What to work on -
Copy all lines of the listing that include the string "image".
# Start of Record list
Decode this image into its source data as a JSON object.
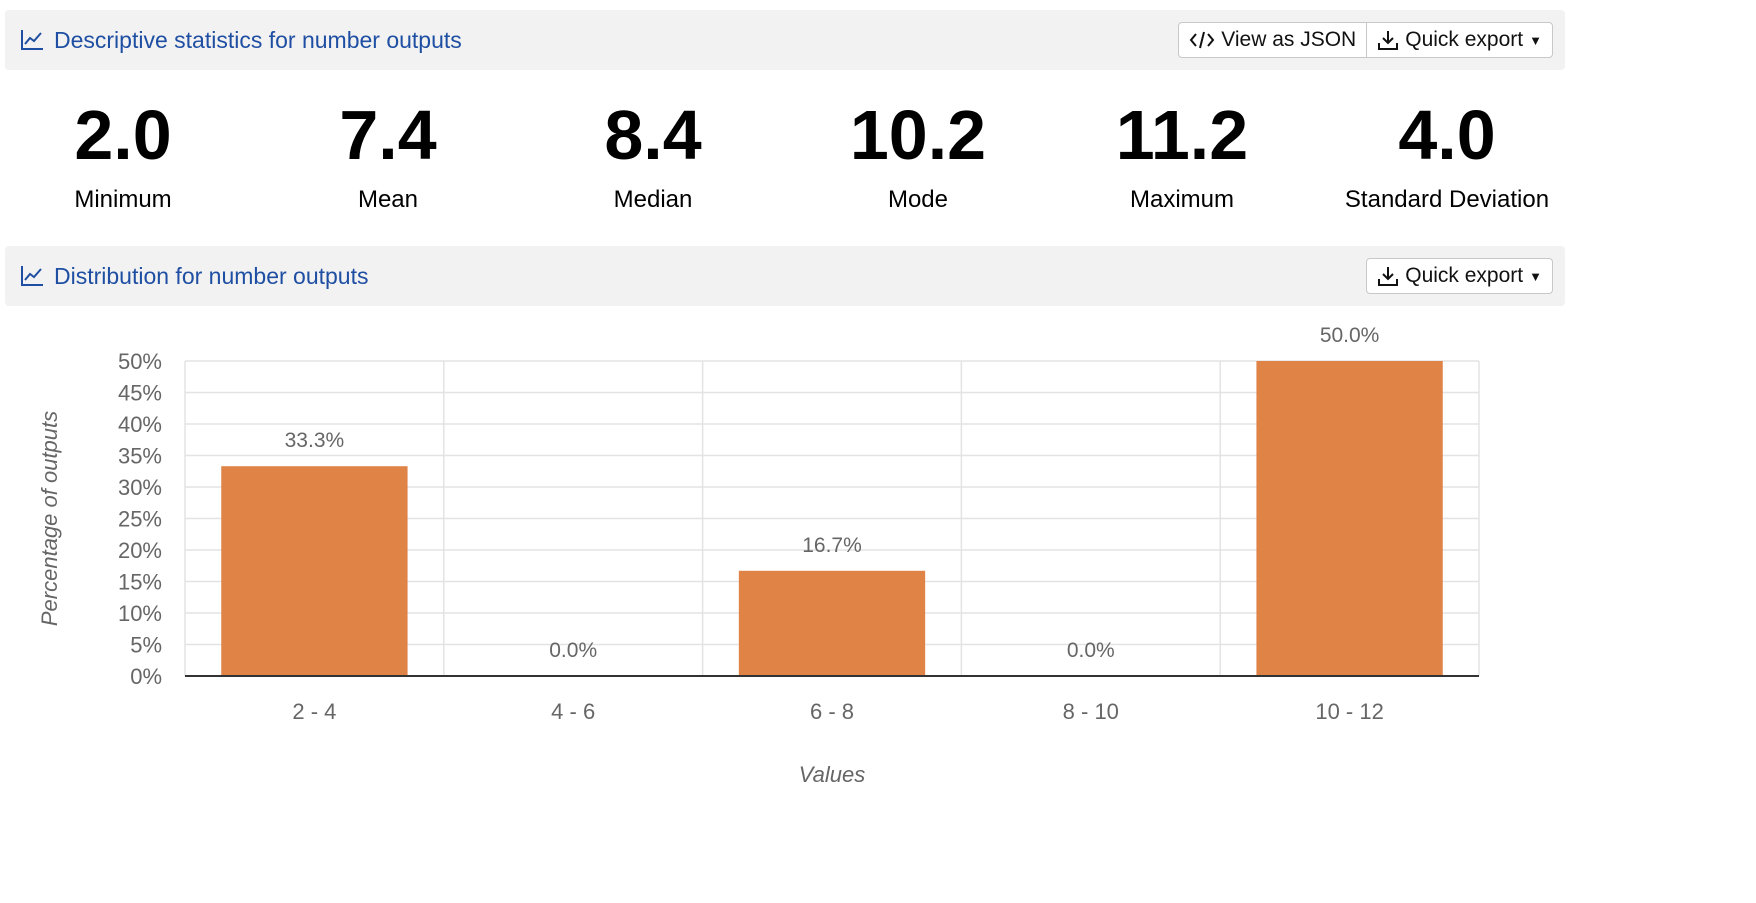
{
  "stats_panel": {
    "title": "Descriptive statistics for number outputs",
    "view_json_label": "View as JSON",
    "quick_export_label": "Quick export"
  },
  "stats": [
    {
      "value": "2.0",
      "label": "Minimum"
    },
    {
      "value": "7.4",
      "label": "Mean"
    },
    {
      "value": "8.4",
      "label": "Median"
    },
    {
      "value": "10.2",
      "label": "Mode"
    },
    {
      "value": "11.2",
      "label": "Maximum"
    },
    {
      "value": "4.0",
      "label": "Standard Deviation"
    }
  ],
  "distribution_panel": {
    "title": "Distribution for number outputs",
    "quick_export_label": "Quick export"
  },
  "colors": {
    "bar": "#e08347",
    "header_title": "#1f4fa3"
  },
  "icons": {
    "header": "line-chart-icon",
    "json": "code-icon",
    "export": "download-icon"
  },
  "chart_data": {
    "type": "bar",
    "categories": [
      "2 - 4",
      "4 - 6",
      "6 - 8",
      "8 - 10",
      "10 - 12"
    ],
    "values": [
      33.3,
      0.0,
      16.7,
      0.0,
      50.0
    ],
    "data_labels": [
      "33.3%",
      "0.0%",
      "16.7%",
      "0.0%",
      "50.0%"
    ],
    "xlabel": "Values",
    "ylabel": "Percentage of outputs",
    "ylim": [
      0,
      50
    ],
    "yticks": [
      "0%",
      "5%",
      "10%",
      "15%",
      "20%",
      "25%",
      "30%",
      "35%",
      "40%",
      "45%",
      "50%"
    ],
    "grid": true,
    "legend": "none"
  }
}
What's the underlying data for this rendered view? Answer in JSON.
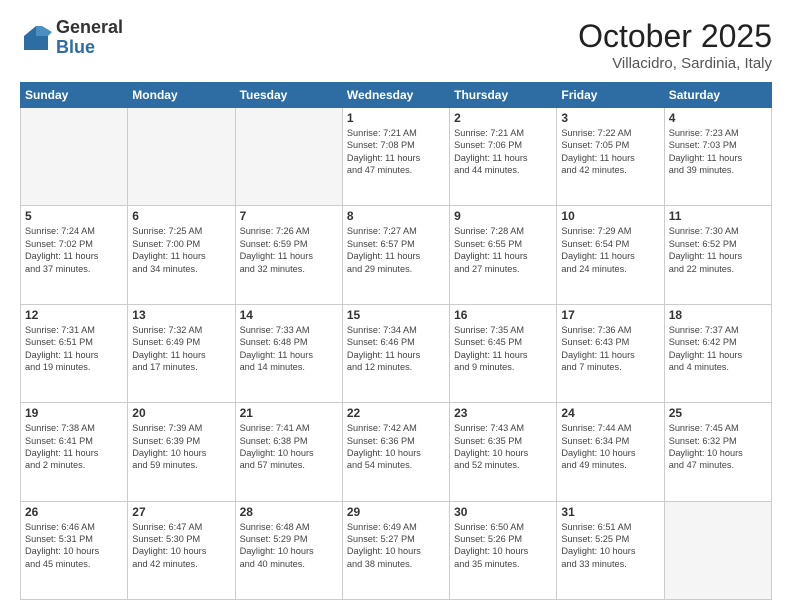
{
  "header": {
    "logo_general": "General",
    "logo_blue": "Blue",
    "month_title": "October 2025",
    "location": "Villacidro, Sardinia, Italy"
  },
  "days_of_week": [
    "Sunday",
    "Monday",
    "Tuesday",
    "Wednesday",
    "Thursday",
    "Friday",
    "Saturday"
  ],
  "weeks": [
    [
      {
        "day": "",
        "info": ""
      },
      {
        "day": "",
        "info": ""
      },
      {
        "day": "",
        "info": ""
      },
      {
        "day": "1",
        "info": "Sunrise: 7:21 AM\nSunset: 7:08 PM\nDaylight: 11 hours\nand 47 minutes."
      },
      {
        "day": "2",
        "info": "Sunrise: 7:21 AM\nSunset: 7:06 PM\nDaylight: 11 hours\nand 44 minutes."
      },
      {
        "day": "3",
        "info": "Sunrise: 7:22 AM\nSunset: 7:05 PM\nDaylight: 11 hours\nand 42 minutes."
      },
      {
        "day": "4",
        "info": "Sunrise: 7:23 AM\nSunset: 7:03 PM\nDaylight: 11 hours\nand 39 minutes."
      }
    ],
    [
      {
        "day": "5",
        "info": "Sunrise: 7:24 AM\nSunset: 7:02 PM\nDaylight: 11 hours\nand 37 minutes."
      },
      {
        "day": "6",
        "info": "Sunrise: 7:25 AM\nSunset: 7:00 PM\nDaylight: 11 hours\nand 34 minutes."
      },
      {
        "day": "7",
        "info": "Sunrise: 7:26 AM\nSunset: 6:59 PM\nDaylight: 11 hours\nand 32 minutes."
      },
      {
        "day": "8",
        "info": "Sunrise: 7:27 AM\nSunset: 6:57 PM\nDaylight: 11 hours\nand 29 minutes."
      },
      {
        "day": "9",
        "info": "Sunrise: 7:28 AM\nSunset: 6:55 PM\nDaylight: 11 hours\nand 27 minutes."
      },
      {
        "day": "10",
        "info": "Sunrise: 7:29 AM\nSunset: 6:54 PM\nDaylight: 11 hours\nand 24 minutes."
      },
      {
        "day": "11",
        "info": "Sunrise: 7:30 AM\nSunset: 6:52 PM\nDaylight: 11 hours\nand 22 minutes."
      }
    ],
    [
      {
        "day": "12",
        "info": "Sunrise: 7:31 AM\nSunset: 6:51 PM\nDaylight: 11 hours\nand 19 minutes."
      },
      {
        "day": "13",
        "info": "Sunrise: 7:32 AM\nSunset: 6:49 PM\nDaylight: 11 hours\nand 17 minutes."
      },
      {
        "day": "14",
        "info": "Sunrise: 7:33 AM\nSunset: 6:48 PM\nDaylight: 11 hours\nand 14 minutes."
      },
      {
        "day": "15",
        "info": "Sunrise: 7:34 AM\nSunset: 6:46 PM\nDaylight: 11 hours\nand 12 minutes."
      },
      {
        "day": "16",
        "info": "Sunrise: 7:35 AM\nSunset: 6:45 PM\nDaylight: 11 hours\nand 9 minutes."
      },
      {
        "day": "17",
        "info": "Sunrise: 7:36 AM\nSunset: 6:43 PM\nDaylight: 11 hours\nand 7 minutes."
      },
      {
        "day": "18",
        "info": "Sunrise: 7:37 AM\nSunset: 6:42 PM\nDaylight: 11 hours\nand 4 minutes."
      }
    ],
    [
      {
        "day": "19",
        "info": "Sunrise: 7:38 AM\nSunset: 6:41 PM\nDaylight: 11 hours\nand 2 minutes."
      },
      {
        "day": "20",
        "info": "Sunrise: 7:39 AM\nSunset: 6:39 PM\nDaylight: 10 hours\nand 59 minutes."
      },
      {
        "day": "21",
        "info": "Sunrise: 7:41 AM\nSunset: 6:38 PM\nDaylight: 10 hours\nand 57 minutes."
      },
      {
        "day": "22",
        "info": "Sunrise: 7:42 AM\nSunset: 6:36 PM\nDaylight: 10 hours\nand 54 minutes."
      },
      {
        "day": "23",
        "info": "Sunrise: 7:43 AM\nSunset: 6:35 PM\nDaylight: 10 hours\nand 52 minutes."
      },
      {
        "day": "24",
        "info": "Sunrise: 7:44 AM\nSunset: 6:34 PM\nDaylight: 10 hours\nand 49 minutes."
      },
      {
        "day": "25",
        "info": "Sunrise: 7:45 AM\nSunset: 6:32 PM\nDaylight: 10 hours\nand 47 minutes."
      }
    ],
    [
      {
        "day": "26",
        "info": "Sunrise: 6:46 AM\nSunset: 5:31 PM\nDaylight: 10 hours\nand 45 minutes."
      },
      {
        "day": "27",
        "info": "Sunrise: 6:47 AM\nSunset: 5:30 PM\nDaylight: 10 hours\nand 42 minutes."
      },
      {
        "day": "28",
        "info": "Sunrise: 6:48 AM\nSunset: 5:29 PM\nDaylight: 10 hours\nand 40 minutes."
      },
      {
        "day": "29",
        "info": "Sunrise: 6:49 AM\nSunset: 5:27 PM\nDaylight: 10 hours\nand 38 minutes."
      },
      {
        "day": "30",
        "info": "Sunrise: 6:50 AM\nSunset: 5:26 PM\nDaylight: 10 hours\nand 35 minutes."
      },
      {
        "day": "31",
        "info": "Sunrise: 6:51 AM\nSunset: 5:25 PM\nDaylight: 10 hours\nand 33 minutes."
      },
      {
        "day": "",
        "info": ""
      }
    ]
  ]
}
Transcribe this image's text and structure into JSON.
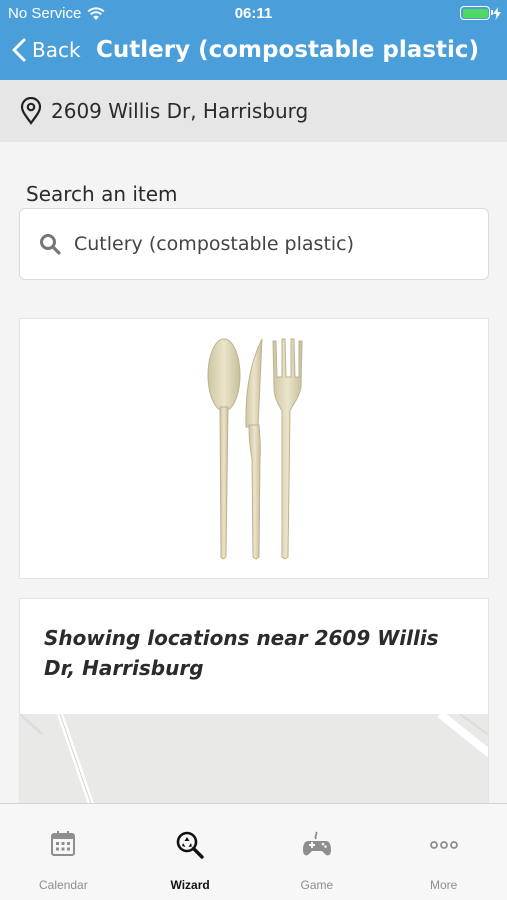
{
  "status_bar": {
    "carrier": "No Service",
    "time": "06:11"
  },
  "nav": {
    "back_label": "Back",
    "title": "Cutlery (compostable plastic)"
  },
  "address": {
    "text": "2609 Willis Dr, Harrisburg"
  },
  "search": {
    "label": "Search an item",
    "value": "Cutlery (compostable plastic)"
  },
  "locations": {
    "heading": "Showing locations near 2609 Willis Dr, Harrisburg"
  },
  "tabs": [
    {
      "label": "Calendar",
      "icon": "calendar-icon",
      "active": false
    },
    {
      "label": "Wizard",
      "icon": "wizard-search-icon",
      "active": true
    },
    {
      "label": "Game",
      "icon": "gamepad-icon",
      "active": false
    },
    {
      "label": "More",
      "icon": "more-icon",
      "active": false
    }
  ],
  "colors": {
    "header": "#4a9fda",
    "battery": "#4cd964",
    "background": "#f4f4f4"
  }
}
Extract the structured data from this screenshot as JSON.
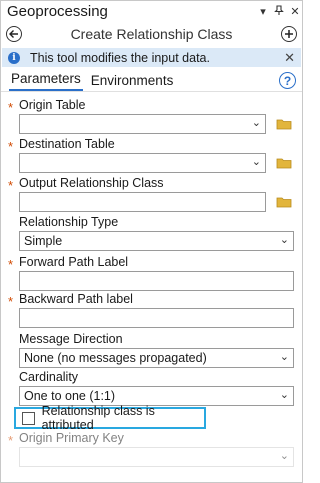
{
  "app_title": "Geoprocessing",
  "titlebar_icons": {
    "dropdown": "▾",
    "pin": "ᵩ",
    "close": "✕"
  },
  "tool_title": "Create Relationship Class",
  "info_message": "This tool modifies the input data.",
  "tabs": [
    "Parameters",
    "Environments"
  ],
  "active_tab": "Parameters",
  "required_marker": "*",
  "params": {
    "origin_table": {
      "label": "Origin Table",
      "value": ""
    },
    "destination_table": {
      "label": "Destination Table",
      "value": ""
    },
    "output_relationship_class": {
      "label": "Output Relationship Class",
      "value": ""
    },
    "relationship_type": {
      "label": "Relationship Type",
      "value": "Simple"
    },
    "forward_path_label": {
      "label": "Forward Path Label",
      "value": ""
    },
    "backward_path_label": {
      "label": "Backward Path label",
      "value": ""
    },
    "message_direction": {
      "label": "Message Direction",
      "value": "None (no messages propagated)"
    },
    "cardinality": {
      "label": "Cardinality",
      "value": "One to one (1:1)"
    },
    "attributed": {
      "label": "Relationship class is attributed",
      "checked": false
    },
    "origin_primary_key": {
      "label": "Origin Primary Key"
    }
  },
  "colors": {
    "accent": "#2a6fc9",
    "required": "#d04a02",
    "info_bg": "#dbe9f7",
    "highlight": "#29a8e0",
    "folder": "#e2b53c"
  }
}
# End of Record list
The reply -
Decode this image into its source data as a JSON object.
Transcribe this image's text and structure into JSON.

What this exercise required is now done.